## DIRECTIONS
Return the material word for word. Do not include pictures.

## SUPPLIED RECORDS
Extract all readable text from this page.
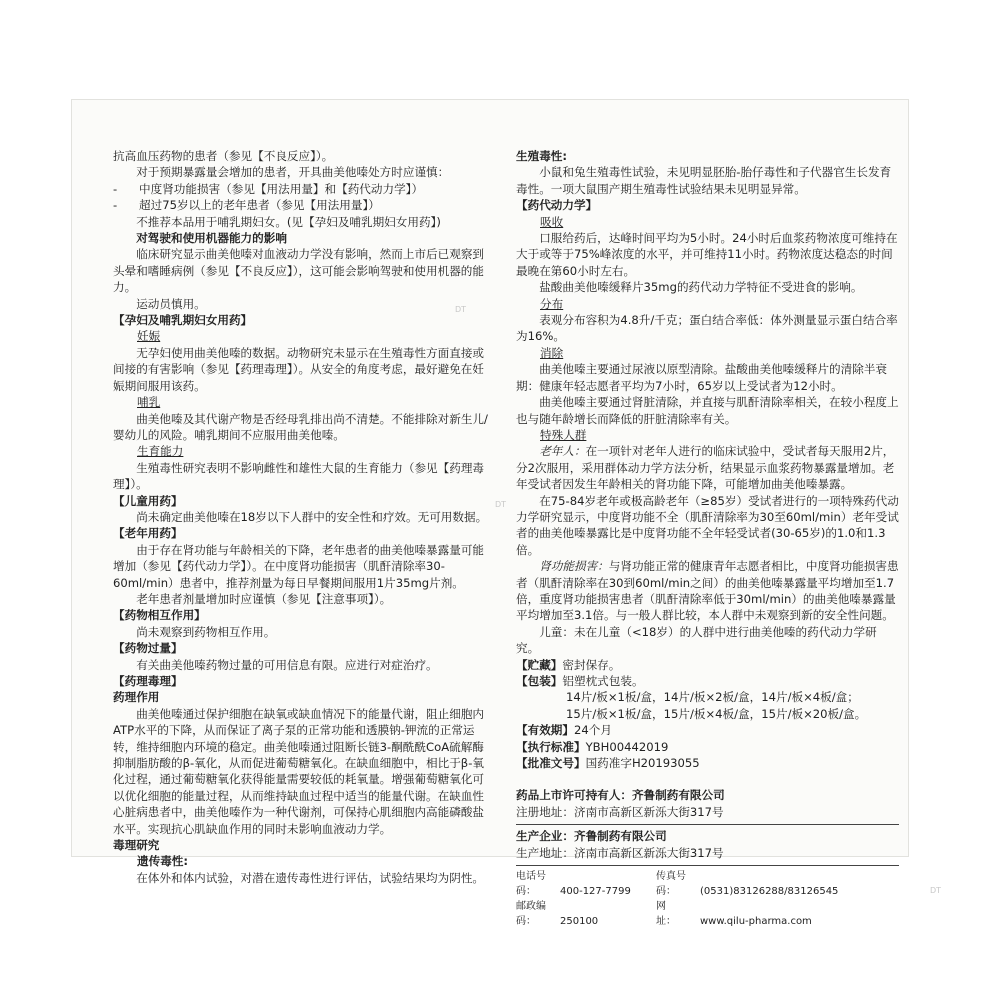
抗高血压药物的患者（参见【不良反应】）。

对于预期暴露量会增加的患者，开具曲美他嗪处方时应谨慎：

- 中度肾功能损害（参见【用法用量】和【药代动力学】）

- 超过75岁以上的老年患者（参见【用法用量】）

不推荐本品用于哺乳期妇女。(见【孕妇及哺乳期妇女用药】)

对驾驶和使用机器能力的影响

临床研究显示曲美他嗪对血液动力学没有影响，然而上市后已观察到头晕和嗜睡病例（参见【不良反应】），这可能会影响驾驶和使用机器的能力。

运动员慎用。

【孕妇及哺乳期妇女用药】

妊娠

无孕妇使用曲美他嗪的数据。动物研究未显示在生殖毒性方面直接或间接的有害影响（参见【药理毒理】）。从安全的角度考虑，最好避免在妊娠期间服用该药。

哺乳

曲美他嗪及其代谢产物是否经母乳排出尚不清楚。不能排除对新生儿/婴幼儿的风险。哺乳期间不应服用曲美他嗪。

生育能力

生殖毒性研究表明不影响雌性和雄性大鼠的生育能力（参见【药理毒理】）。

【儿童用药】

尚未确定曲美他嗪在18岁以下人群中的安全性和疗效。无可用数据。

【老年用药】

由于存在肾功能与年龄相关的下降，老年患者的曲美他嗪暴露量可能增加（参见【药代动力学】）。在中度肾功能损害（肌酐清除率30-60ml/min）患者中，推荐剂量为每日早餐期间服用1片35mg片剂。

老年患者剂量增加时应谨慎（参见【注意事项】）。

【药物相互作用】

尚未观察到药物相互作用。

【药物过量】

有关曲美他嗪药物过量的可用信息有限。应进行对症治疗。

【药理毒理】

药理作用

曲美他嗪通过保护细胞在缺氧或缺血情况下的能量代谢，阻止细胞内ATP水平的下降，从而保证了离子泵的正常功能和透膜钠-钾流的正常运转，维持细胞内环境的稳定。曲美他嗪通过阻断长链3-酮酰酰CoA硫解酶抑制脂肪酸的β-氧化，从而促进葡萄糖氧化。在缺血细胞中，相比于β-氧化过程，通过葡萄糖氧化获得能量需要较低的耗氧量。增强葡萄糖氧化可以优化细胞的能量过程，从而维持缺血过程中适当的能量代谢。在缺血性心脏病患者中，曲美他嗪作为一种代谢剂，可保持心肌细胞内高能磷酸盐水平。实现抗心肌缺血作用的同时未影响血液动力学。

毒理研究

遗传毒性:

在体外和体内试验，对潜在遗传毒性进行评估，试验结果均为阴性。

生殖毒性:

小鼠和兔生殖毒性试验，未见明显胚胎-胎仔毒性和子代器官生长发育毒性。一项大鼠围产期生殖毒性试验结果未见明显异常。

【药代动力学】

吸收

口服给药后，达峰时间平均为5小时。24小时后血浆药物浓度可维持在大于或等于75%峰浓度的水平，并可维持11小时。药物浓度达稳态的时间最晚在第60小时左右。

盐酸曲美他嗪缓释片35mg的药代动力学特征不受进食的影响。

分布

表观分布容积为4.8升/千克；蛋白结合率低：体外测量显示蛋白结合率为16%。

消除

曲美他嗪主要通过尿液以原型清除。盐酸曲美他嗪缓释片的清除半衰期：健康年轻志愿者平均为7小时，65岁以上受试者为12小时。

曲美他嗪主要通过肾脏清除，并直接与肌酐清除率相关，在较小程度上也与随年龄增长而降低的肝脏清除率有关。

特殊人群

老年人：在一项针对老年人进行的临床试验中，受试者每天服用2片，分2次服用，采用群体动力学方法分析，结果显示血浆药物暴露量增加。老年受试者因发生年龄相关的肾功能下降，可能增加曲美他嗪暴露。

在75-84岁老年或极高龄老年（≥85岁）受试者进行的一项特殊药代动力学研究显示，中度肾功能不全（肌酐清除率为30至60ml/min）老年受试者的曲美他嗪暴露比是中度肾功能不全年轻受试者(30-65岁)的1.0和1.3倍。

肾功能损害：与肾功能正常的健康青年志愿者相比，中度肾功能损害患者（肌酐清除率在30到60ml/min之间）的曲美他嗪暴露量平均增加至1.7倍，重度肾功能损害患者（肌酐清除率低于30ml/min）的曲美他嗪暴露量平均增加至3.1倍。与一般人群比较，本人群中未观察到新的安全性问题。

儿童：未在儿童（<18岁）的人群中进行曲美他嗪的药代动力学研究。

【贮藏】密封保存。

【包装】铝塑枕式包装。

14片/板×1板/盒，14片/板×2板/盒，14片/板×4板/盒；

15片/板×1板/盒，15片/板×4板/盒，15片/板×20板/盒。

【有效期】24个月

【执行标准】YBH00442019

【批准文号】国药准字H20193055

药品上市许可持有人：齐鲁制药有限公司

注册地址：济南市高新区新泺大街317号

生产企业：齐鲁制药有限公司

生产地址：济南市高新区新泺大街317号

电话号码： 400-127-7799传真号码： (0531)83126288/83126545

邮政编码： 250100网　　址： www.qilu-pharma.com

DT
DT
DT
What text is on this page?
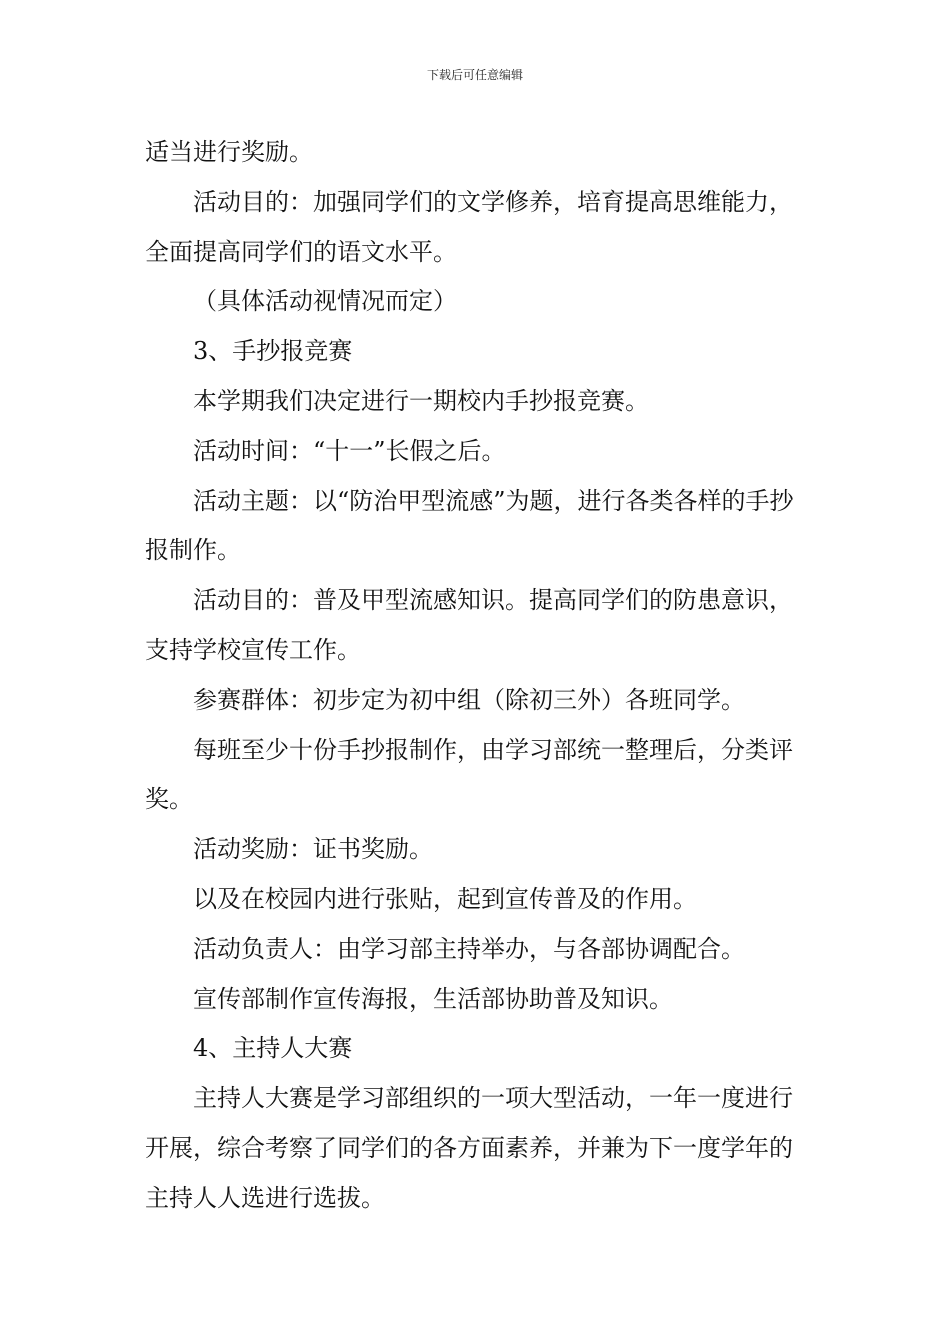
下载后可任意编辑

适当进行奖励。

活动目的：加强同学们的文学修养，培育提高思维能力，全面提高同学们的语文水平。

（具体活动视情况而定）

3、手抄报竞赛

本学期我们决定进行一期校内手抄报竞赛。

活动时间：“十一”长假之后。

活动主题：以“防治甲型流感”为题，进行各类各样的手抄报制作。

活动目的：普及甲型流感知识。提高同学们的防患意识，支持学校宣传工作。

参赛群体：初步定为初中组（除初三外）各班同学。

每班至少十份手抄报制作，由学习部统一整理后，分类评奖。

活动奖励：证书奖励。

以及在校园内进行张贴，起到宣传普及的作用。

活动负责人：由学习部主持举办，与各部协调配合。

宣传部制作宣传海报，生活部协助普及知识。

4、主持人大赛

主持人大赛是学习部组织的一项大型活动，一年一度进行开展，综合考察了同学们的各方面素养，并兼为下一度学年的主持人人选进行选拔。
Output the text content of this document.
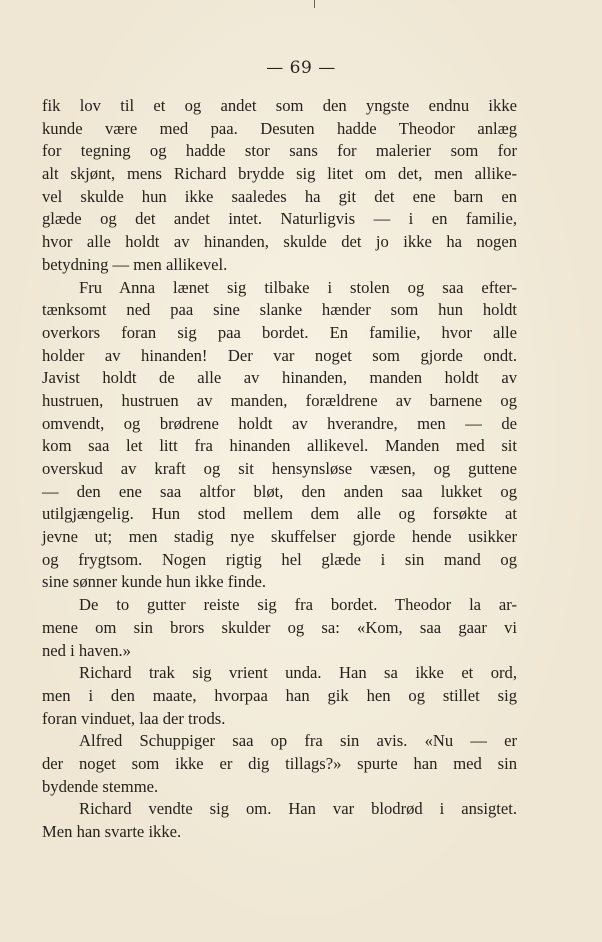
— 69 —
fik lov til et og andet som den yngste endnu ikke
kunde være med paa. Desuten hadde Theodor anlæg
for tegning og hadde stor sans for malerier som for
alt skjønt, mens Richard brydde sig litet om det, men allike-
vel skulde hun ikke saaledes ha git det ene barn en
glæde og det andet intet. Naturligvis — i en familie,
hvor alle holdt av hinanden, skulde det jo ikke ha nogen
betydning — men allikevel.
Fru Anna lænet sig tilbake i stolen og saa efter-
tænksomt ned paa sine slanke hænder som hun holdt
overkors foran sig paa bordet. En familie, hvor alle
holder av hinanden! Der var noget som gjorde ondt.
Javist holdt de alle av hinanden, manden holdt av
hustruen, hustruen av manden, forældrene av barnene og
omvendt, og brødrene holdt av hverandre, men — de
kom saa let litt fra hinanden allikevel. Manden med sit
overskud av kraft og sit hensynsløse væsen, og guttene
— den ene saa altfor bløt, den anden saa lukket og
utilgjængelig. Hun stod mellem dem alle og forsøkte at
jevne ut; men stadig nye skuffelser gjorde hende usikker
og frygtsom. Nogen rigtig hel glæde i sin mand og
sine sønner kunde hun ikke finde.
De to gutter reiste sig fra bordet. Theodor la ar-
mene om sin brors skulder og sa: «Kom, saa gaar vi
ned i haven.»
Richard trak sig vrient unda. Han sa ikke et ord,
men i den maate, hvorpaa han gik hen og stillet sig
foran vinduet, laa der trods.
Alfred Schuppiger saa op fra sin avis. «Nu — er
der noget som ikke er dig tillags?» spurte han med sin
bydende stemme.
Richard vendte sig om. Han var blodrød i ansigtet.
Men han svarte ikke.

## SOLUTION
Extract all readable text from this page.
抗高血压药物的患者（参见【不良反应】）。

对于预期暴露量会增加的患者，开具曲美他嗪处方时应谨慎：

- 中度肾功能损害（参见【用法用量】和【药代动力学】）

- 超过75岁以上的老年患者（参见【用法用量】）

不推荐本品用于哺乳期妇女。(见【孕妇及哺乳期妇女用药】)

对驾驶和使用机器能力的影响

临床研究显示曲美他嗪对血液动力学没有影响，然而上市后已观察到头晕和嗜睡病例（参见【不良反应】），这可能会影响驾驶和使用机器的能力。

运动员慎用。

【孕妇及哺乳期妇女用药】

妊娠

无孕妇使用曲美他嗪的数据。动物研究未显示在生殖毒性方面直接或间接的有害影响（参见【药理毒理】）。从安全的角度考虑，最好避免在妊娠期间服用该药。

哺乳

曲美他嗪及其代谢产物是否经母乳排出尚不清楚。不能排除对新生儿/婴幼儿的风险。哺乳期间不应服用曲美他嗪。

生育能力

生殖毒性研究表明不影响雌性和雄性大鼠的生育能力（参见【药理毒理】）。

【儿童用药】

尚未确定曲美他嗪在18岁以下人群中的安全性和疗效。无可用数据。

【老年用药】

由于存在肾功能与年龄相关的下降，老年患者的曲美他嗪暴露量可能增加（参见【药代动力学】）。在中度肾功能损害（肌酐清除率30-60ml/min）患者中，推荐剂量为每日早餐期间服用1片35mg片剂。

老年患者剂量增加时应谨慎（参见【注意事项】）。

【药物相互作用】

尚未观察到药物相互作用。

【药物过量】

有关曲美他嗪药物过量的可用信息有限。应进行对症治疗。

【药理毒理】

药理作用

曲美他嗪通过保护细胞在缺氧或缺血情况下的能量代谢，阻止细胞内ATP水平的下降，从而保证了离子泵的正常功能和透膜钠-钾流的正常运转，维持细胞内环境的稳定。曲美他嗪通过阻断长链3-酮酰酰CoA硫解酶抑制脂肪酸的β-氧化，从而促进葡萄糖氧化。在缺血细胞中，相比于β-氧化过程，通过葡萄糖氧化获得能量需要较低的耗氧量。增强葡萄糖氧化可以优化细胞的能量过程，从而维持缺血过程中适当的能量代谢。在缺血性心脏病患者中，曲美他嗪作为一种代谢剂，可保持心肌细胞内高能磷酸盐水平。实现抗心肌缺血作用的同时未影响血液动力学。

毒理研究

遗传毒性:

在体外和体内试验，对潜在遗传毒性进行评估，试验结果均为阴性。

生殖毒性:

小鼠和兔生殖毒性试验，未见明显胚胎-胎仔毒性和子代器官生长发育毒性。一项大鼠围产期生殖毒性试验结果未见明显异常。

【药代动力学】

吸收

口服给药后，达峰时间平均为5小时。24小时后血浆药物浓度可维持在大于或等于75%峰浓度的水平，并可维持11小时。药物浓度达稳态的时间最晚在第60小时左右。

盐酸曲美他嗪缓释片35mg的药代动力学特征不受进食的影响。

分布

表观分布容积为4.8升/千克；蛋白结合率低：体外测量显示蛋白结合率为16%。

消除

曲美他嗪主要通过尿液以原型清除。盐酸曲美他嗪缓释片的清除半衰期：健康年轻志愿者平均为7小时，65岁以上受试者为12小时。

曲美他嗪主要通过肾脏清除，并直接与肌酐清除率相关，在较小程度上也与随年龄增长而降低的肝脏清除率有关。

特殊人群

老年人：在一项针对老年人进行的临床试验中，受试者每天服用2片，分2次服用，采用群体动力学方法分析，结果显示血浆药物暴露量增加。老年受试者因发生年龄相关的肾功能下降，可能增加曲美他嗪暴露。

在75-84岁老年或极高龄老年（≥85岁）受试者进行的一项特殊药代动力学研究显示，中度肾功能不全（肌酐清除率为30至60ml/min）老年受试者的曲美他嗪暴露比是中度肾功能不全年轻受试者(30-65岁)的1.0和1.3倍。

肾功能损害：与肾功能正常的健康青年志愿者相比，中度肾功能损害患者（肌酐清除率在30到60ml/min之间）的曲美他嗪暴露量平均增加至1.7倍，重度肾功能损害患者（肌酐清除率低于30ml/min）的曲美他嗪暴露量平均增加至3.1倍。与一般人群比较，本人群中未观察到新的安全性问题。

儿童：未在儿童（<18岁）的人群中进行曲美他嗪的药代动力学研究。

【贮藏】密封保存。

【包装】铝塑枕式包装。

14片/板×1板/盒，14片/板×2板/盒，14片/板×4板/盒；

15片/板×1板/盒，15片/板×4板/盒，15片/板×20板/盒。

【有效期】24个月

【执行标准】YBH00442019

【批准文号】国药准字H20193055

药品上市许可持有人：齐鲁制药有限公司

注册地址：济南市高新区新泺大街317号

生产企业：齐鲁制药有限公司

生产地址：济南市高新区新泺大街317号

电话号码： 400-127-7799传真号码： (0531)83126288/83126545

邮政编码： 250100网　　址： www.qilu-pharma.com

DT
DT
DT
What text is on this page?
下载后可任意编辑

适当进行奖励。

活动目的：加强同学们的文学修养，培育提高思维能力，全面提高同学们的语文水平。

（具体活动视情况而定）

3、手抄报竞赛

本学期我们决定进行一期校内手抄报竞赛。

活动时间：“十一”长假之后。

活动主题：以“防治甲型流感”为题，进行各类各样的手抄报制作。

活动目的：普及甲型流感知识。提高同学们的防患意识，支持学校宣传工作。

参赛群体：初步定为初中组（除初三外）各班同学。

每班至少十份手抄报制作，由学习部统一整理后，分类评奖。

活动奖励：证书奖励。

以及在校园内进行张贴，起到宣传普及的作用。

活动负责人：由学习部主持举办，与各部协调配合。

宣传部制作宣传海报，生活部协助普及知识。

4、主持人大赛

主持人大赛是学习部组织的一项大型活动，一年一度进行开展，综合考察了同学们的各方面素养，并兼为下一度学年的主持人人选进行选拔。
Output the text content of this document.
— 69 —
fik lov til et og andet som den yngste endnu ikke
kunde være med paa. Desuten hadde Theodor anlæg
for tegning og hadde stor sans for malerier som for
alt skjønt, mens Richard brydde sig litet om det, men allike-
vel skulde hun ikke saaledes ha git det ene barn en
glæde og det andet intet. Naturligvis — i en familie,
hvor alle holdt av hinanden, skulde det jo ikke ha nogen
betydning — men allikevel.
Fru Anna lænet sig tilbake i stolen og saa efter-
tænksomt ned paa sine slanke hænder som hun holdt
overkors foran sig paa bordet. En familie, hvor alle
holder av hinanden! Der var noget som gjorde ondt.
Javist holdt de alle av hinanden, manden holdt av
hustruen, hustruen av manden, forældrene av barnene og
omvendt, og brødrene holdt av hverandre, men — de
kom saa let litt fra hinanden allikevel. Manden med sit
overskud av kraft og sit hensynsløse væsen, og guttene
— den ene saa altfor bløt, den anden saa lukket og
utilgjængelig. Hun stod mellem dem alle og forsøkte at
jevne ut; men stadig nye skuffelser gjorde hende usikker
og frygtsom. Nogen rigtig hel glæde i sin mand og
sine sønner kunde hun ikke finde.
De to gutter reiste sig fra bordet. Theodor la ar-
mene om sin brors skulder og sa: «Kom, saa gaar vi
ned i haven.»
Richard trak sig vrient unda. Han sa ikke et ord,
men i den maate, hvorpaa han gik hen og stillet sig
foran vinduet, laa der trods.
Alfred Schuppiger saa op fra sin avis. «Nu — er
der noget som ikke er dig tillags?» spurte han med sin
bydende stemme.
Richard vendte sig om. Han var blodrød i ansigtet.
Men han svarte ikke.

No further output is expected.